--- begin GIVEN DATA ---

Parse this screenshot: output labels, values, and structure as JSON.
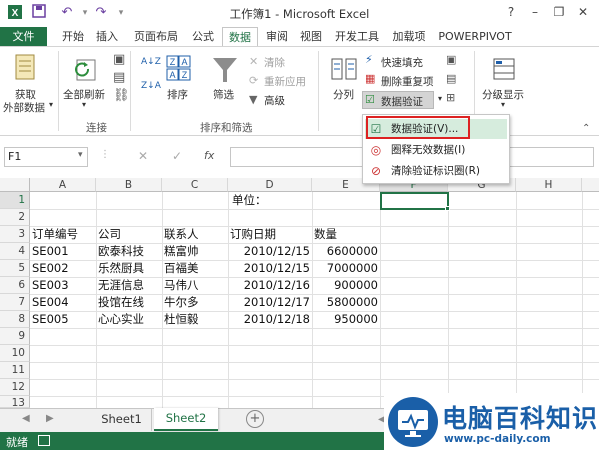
{
  "window": {
    "title": "工作簿1 - Microsoft Excel"
  },
  "quick_access": {
    "save_icon": "save-icon",
    "undo_icon": "undo-icon",
    "redo_icon": "redo-icon"
  },
  "window_controls": {
    "help": "?",
    "minimize": "–",
    "restore": "❐",
    "close": "✕"
  },
  "tabs": [
    "文件",
    "开始",
    "插入",
    "页面布局",
    "公式",
    "数据",
    "审阅",
    "视图",
    "开发工具",
    "加载项",
    "POWERPIVOT"
  ],
  "active_tab": "数据",
  "ribbon": {
    "get_external": [
      "获取",
      "外部数据"
    ],
    "refresh_all": "全部刷新",
    "sort": "排序",
    "filter": "筛选",
    "clear": "清除",
    "reapply": "重新应用",
    "advanced": "高级",
    "split": "分列",
    "flash_fill": "快速填充",
    "remove_dup": "删除重复项",
    "data_validation": "数据验证",
    "outline": "分级显示",
    "groups": {
      "connections": "连接",
      "sort_filter": "排序和筛选"
    }
  },
  "menu": {
    "items": [
      "数据验证(V)...",
      "圈释无效数据(I)",
      "清除验证标识圈(R)"
    ]
  },
  "formula_bar": {
    "name_box": "F1",
    "fx": "fx"
  },
  "sheet": {
    "columns": [
      "A",
      "B",
      "C",
      "D",
      "E",
      "F",
      "G",
      "H"
    ],
    "rows": [
      "1",
      "2",
      "3",
      "4",
      "5",
      "6",
      "7",
      "8",
      "9",
      "10",
      "11",
      "12",
      "13"
    ],
    "d1_label": "单位：",
    "headers": [
      "订单编号",
      "公司",
      "联系人",
      "订购日期",
      "数量"
    ],
    "data": [
      [
        "SE001",
        "欧泰科技",
        "糕富帅",
        "2010/12/15",
        "6600000"
      ],
      [
        "SE002",
        "乐然厨具",
        "百福美",
        "2010/12/15",
        "7000000"
      ],
      [
        "SE003",
        "无涯信息",
        "马伟八",
        "2010/12/16",
        "900000"
      ],
      [
        "SE004",
        "投馆在线",
        "牛尔多",
        "2010/12/17",
        "5800000"
      ],
      [
        "SE005",
        "心心实业",
        "杜恒毅",
        "2010/12/18",
        "950000"
      ]
    ]
  },
  "sheet_tabs": [
    "Sheet1",
    "Sheet2"
  ],
  "status": {
    "ready": "就绪"
  },
  "watermark": {
    "brand": "电脑百科知识",
    "url": "www.pc-daily.com"
  },
  "colors": {
    "accent": "#217346",
    "highlight": "#dd2222",
    "watermark_blue": "#1a5fa8"
  }
}
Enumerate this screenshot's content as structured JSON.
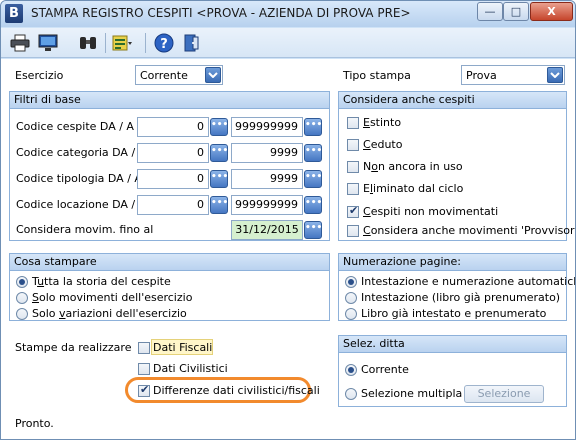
{
  "window": {
    "title": "STAMPA REGISTRO CESPITI <PROVA - AZIENDA DI PROVA PRE>",
    "app_icon_letter": "B",
    "controls": {
      "minimize": "—",
      "maximize": "□",
      "close": "X"
    }
  },
  "toolbar": {
    "icons": [
      "printer-icon",
      "monitor-icon",
      "binoculars-icon",
      "list-options-icon",
      "help-icon",
      "exit-icon"
    ]
  },
  "header": {
    "esercizio_label": "Esercizio",
    "esercizio_value": "Corrente",
    "tipo_stampa_label": "Tipo stampa",
    "tipo_stampa_value": "Prova"
  },
  "filtri": {
    "title": "Filtri di base",
    "rows": [
      {
        "label": "Codice cespite   DA / A",
        "from": "0",
        "to": "999999999"
      },
      {
        "label": "Codice categoria DA / A",
        "from": "0",
        "to": "9999"
      },
      {
        "label": "Codice tipologia  DA / A",
        "from": "0",
        "to": "9999"
      },
      {
        "label": "Codice locazione DA / A",
        "from": "0",
        "to": "999999999"
      }
    ],
    "movim_label": "Considera movim. fino al",
    "movim_date": "31/12/2015"
  },
  "considera": {
    "title": "Considera anche cespiti",
    "options": [
      {
        "pre": "",
        "key": "E",
        "post": "stinto",
        "checked": false
      },
      {
        "pre": "",
        "key": "C",
        "post": "eduto",
        "checked": false
      },
      {
        "pre": "N",
        "key": "o",
        "post": "n ancora in uso",
        "checked": false
      },
      {
        "pre": "E",
        "key": "l",
        "post": "iminato dal ciclo",
        "checked": false
      },
      {
        "pre": "",
        "key": "C",
        "post": "espiti non movimentati",
        "checked": true
      },
      {
        "pre": "",
        "key": "C",
        "post": "onsidera anche movimenti 'Provvisori'",
        "checked": false
      }
    ]
  },
  "cosa": {
    "title": "Cosa stampare",
    "options": [
      {
        "pre": "T",
        "key": "u",
        "post": "tta la storia del cespite",
        "checked": true
      },
      {
        "pre": "",
        "key": "S",
        "post": "olo movimenti dell'esercizio",
        "checked": false
      },
      {
        "pre": "Solo ",
        "key": "v",
        "post": "ariazioni dell'esercizio",
        "checked": false
      }
    ]
  },
  "numerazione": {
    "title": "Numerazione pagine:",
    "options": [
      {
        "label": "Intestazione e numerazione automatiche",
        "checked": true
      },
      {
        "label": "Intestazione (libro già prenumerato)",
        "checked": false
      },
      {
        "label": "Libro già intestato e prenumerato",
        "checked": false
      }
    ]
  },
  "stampe": {
    "label": "Stampe da realizzare",
    "options": [
      {
        "label": "Dati Fiscali",
        "checked": false
      },
      {
        "label": "Dati Civilistici",
        "checked": false
      },
      {
        "label": "Differenze dati civilistici/fiscali",
        "checked": true
      }
    ]
  },
  "ditta": {
    "title": "Selez. ditta",
    "corrente": "Corrente",
    "multipla": "Selezione multipla",
    "button": "Selezione"
  },
  "status": "Pronto.",
  "colors": {
    "highlight": "#f28a2d",
    "group_header": "#c7dcf3",
    "date_field": "#d6f0cf"
  }
}
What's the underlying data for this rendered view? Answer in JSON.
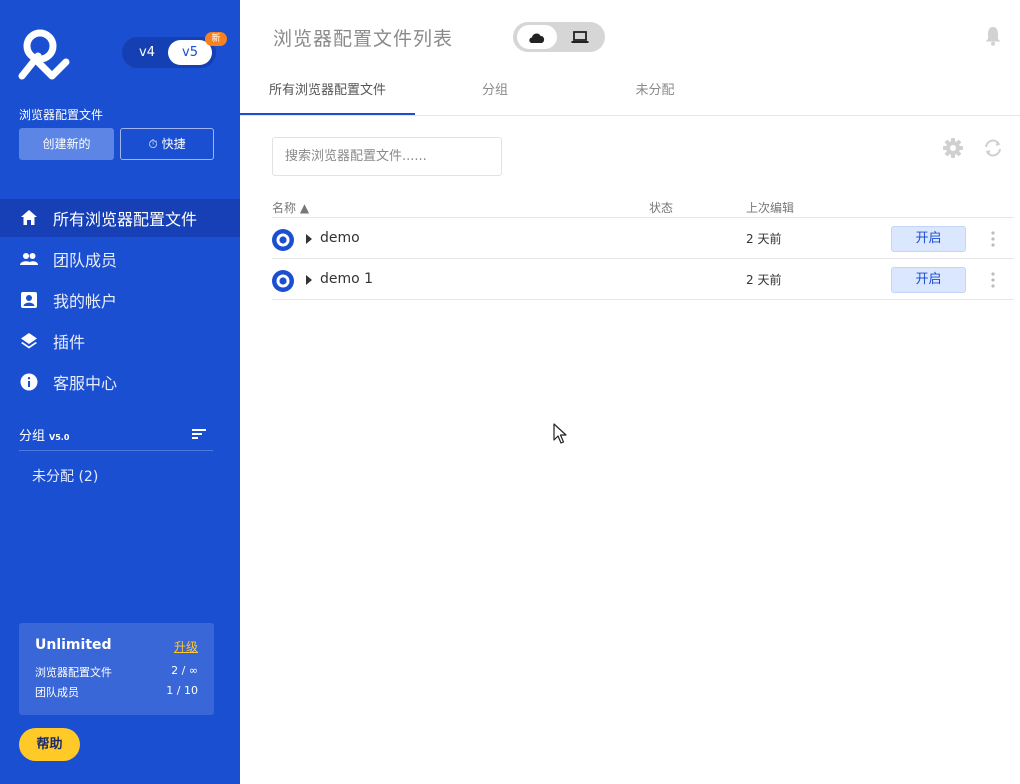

--- end GIVEN DATA ---

Go through the listing above and quote it exactly, apart from its images.

Parse this screenshot: output labels, values, and structure as JSON.
{
  "window": {
    "title": "工作簿1 - Microsoft Excel"
  },
  "quick_access": {
    "save_icon": "save-icon",
    "undo_icon": "undo-icon",
    "redo_icon": "redo-icon"
  },
  "window_controls": {
    "help": "?",
    "minimize": "–",
    "restore": "❐",
    "close": "✕"
  },
  "tabs": [
    "文件",
    "开始",
    "插入",
    "页面布局",
    "公式",
    "数据",
    "审阅",
    "视图",
    "开发工具",
    "加载项",
    "POWERPIVOT"
  ],
  "active_tab": "数据",
  "ribbon": {
    "get_external": [
      "获取",
      "外部数据"
    ],
    "refresh_all": "全部刷新",
    "sort": "排序",
    "filter": "筛选",
    "clear": "清除",
    "reapply": "重新应用",
    "advanced": "高级",
    "split": "分列",
    "flash_fill": "快速填充",
    "remove_dup": "删除重复项",
    "data_validation": "数据验证",
    "outline": "分级显示",
    "groups": {
      "connections": "连接",
      "sort_filter": "排序和筛选"
    }
  },
  "menu": {
    "items": [
      "数据验证(V)...",
      "圈释无效数据(I)",
      "清除验证标识圈(R)"
    ]
  },
  "formula_bar": {
    "name_box": "F1",
    "fx": "fx"
  },
  "sheet": {
    "columns": [
      "A",
      "B",
      "C",
      "D",
      "E",
      "F",
      "G",
      "H"
    ],
    "rows": [
      "1",
      "2",
      "3",
      "4",
      "5",
      "6",
      "7",
      "8",
      "9",
      "10",
      "11",
      "12",
      "13"
    ],
    "d1_label": "单位：",
    "headers": [
      "订单编号",
      "公司",
      "联系人",
      "订购日期",
      "数量"
    ],
    "data": [
      [
        "SE001",
        "欧泰科技",
        "糕富帅",
        "2010/12/15",
        "6600000"
      ],
      [
        "SE002",
        "乐然厨具",
        "百福美",
        "2010/12/15",
        "7000000"
      ],
      [
        "SE003",
        "无涯信息",
        "马伟八",
        "2010/12/16",
        "900000"
      ],
      [
        "SE004",
        "投馆在线",
        "牛尔多",
        "2010/12/17",
        "5800000"
      ],
      [
        "SE005",
        "心心实业",
        "杜恒毅",
        "2010/12/18",
        "950000"
      ]
    ]
  },
  "sheet_tabs": [
    "Sheet1",
    "Sheet2"
  ],
  "status": {
    "ready": "就绪"
  },
  "watermark": {
    "brand": "电脑百科知识",
    "url": "www.pc-daily.com"
  },
  "colors": {
    "accent": "#217346",
    "highlight": "#dd2222",
    "watermark_blue": "#1a5fa8"
  }
}
Enumerate this screenshot's content as structured JSON.
{
  "window": {
    "title": "STAMPA REGISTRO CESPITI <PROVA - AZIENDA DI PROVA PRE>",
    "app_icon_letter": "B",
    "controls": {
      "minimize": "—",
      "maximize": "□",
      "close": "X"
    }
  },
  "toolbar": {
    "icons": [
      "printer-icon",
      "monitor-icon",
      "binoculars-icon",
      "list-options-icon",
      "help-icon",
      "exit-icon"
    ]
  },
  "header": {
    "esercizio_label": "Esercizio",
    "esercizio_value": "Corrente",
    "tipo_stampa_label": "Tipo stampa",
    "tipo_stampa_value": "Prova"
  },
  "filtri": {
    "title": "Filtri di base",
    "rows": [
      {
        "label": "Codice cespite   DA / A",
        "from": "0",
        "to": "999999999"
      },
      {
        "label": "Codice categoria DA / A",
        "from": "0",
        "to": "9999"
      },
      {
        "label": "Codice tipologia  DA / A",
        "from": "0",
        "to": "9999"
      },
      {
        "label": "Codice locazione DA / A",
        "from": "0",
        "to": "999999999"
      }
    ],
    "movim_label": "Considera movim. fino al",
    "movim_date": "31/12/2015"
  },
  "considera": {
    "title": "Considera anche cespiti",
    "options": [
      {
        "pre": "",
        "key": "E",
        "post": "stinto",
        "checked": false
      },
      {
        "pre": "",
        "key": "C",
        "post": "eduto",
        "checked": false
      },
      {
        "pre": "N",
        "key": "o",
        "post": "n ancora in uso",
        "checked": false
      },
      {
        "pre": "E",
        "key": "l",
        "post": "iminato dal ciclo",
        "checked": false
      },
      {
        "pre": "",
        "key": "C",
        "post": "espiti non movimentati",
        "checked": true
      },
      {
        "pre": "",
        "key": "C",
        "post": "onsidera anche movimenti 'Provvisori'",
        "checked": false
      }
    ]
  },
  "cosa": {
    "title": "Cosa stampare",
    "options": [
      {
        "pre": "T",
        "key": "u",
        "post": "tta la storia del cespite",
        "checked": true
      },
      {
        "pre": "",
        "key": "S",
        "post": "olo movimenti dell'esercizio",
        "checked": false
      },
      {
        "pre": "Solo ",
        "key": "v",
        "post": "ariazioni dell'esercizio",
        "checked": false
      }
    ]
  },
  "numerazione": {
    "title": "Numerazione pagine:",
    "options": [
      {
        "label": "Intestazione e numerazione automatiche",
        "checked": true
      },
      {
        "label": "Intestazione (libro già prenumerato)",
        "checked": false
      },
      {
        "label": "Libro già intestato e prenumerato",
        "checked": false
      }
    ]
  },
  "stampe": {
    "label": "Stampe da realizzare",
    "options": [
      {
        "label": "Dati Fiscali",
        "checked": false
      },
      {
        "label": "Dati Civilistici",
        "checked": false
      },
      {
        "label": "Differenze dati civilistici/fiscali",
        "checked": true
      }
    ]
  },
  "ditta": {
    "title": "Selez. ditta",
    "corrente": "Corrente",
    "multipla": "Selezione multipla",
    "button": "Selezione"
  },
  "status": "Pronto.",
  "colors": {
    "highlight": "#f28a2d",
    "group_header": "#c7dcf3",
    "date_field": "#d6f0cf"
  }
}
What's the underlying data for this rendered view? Answer in JSON.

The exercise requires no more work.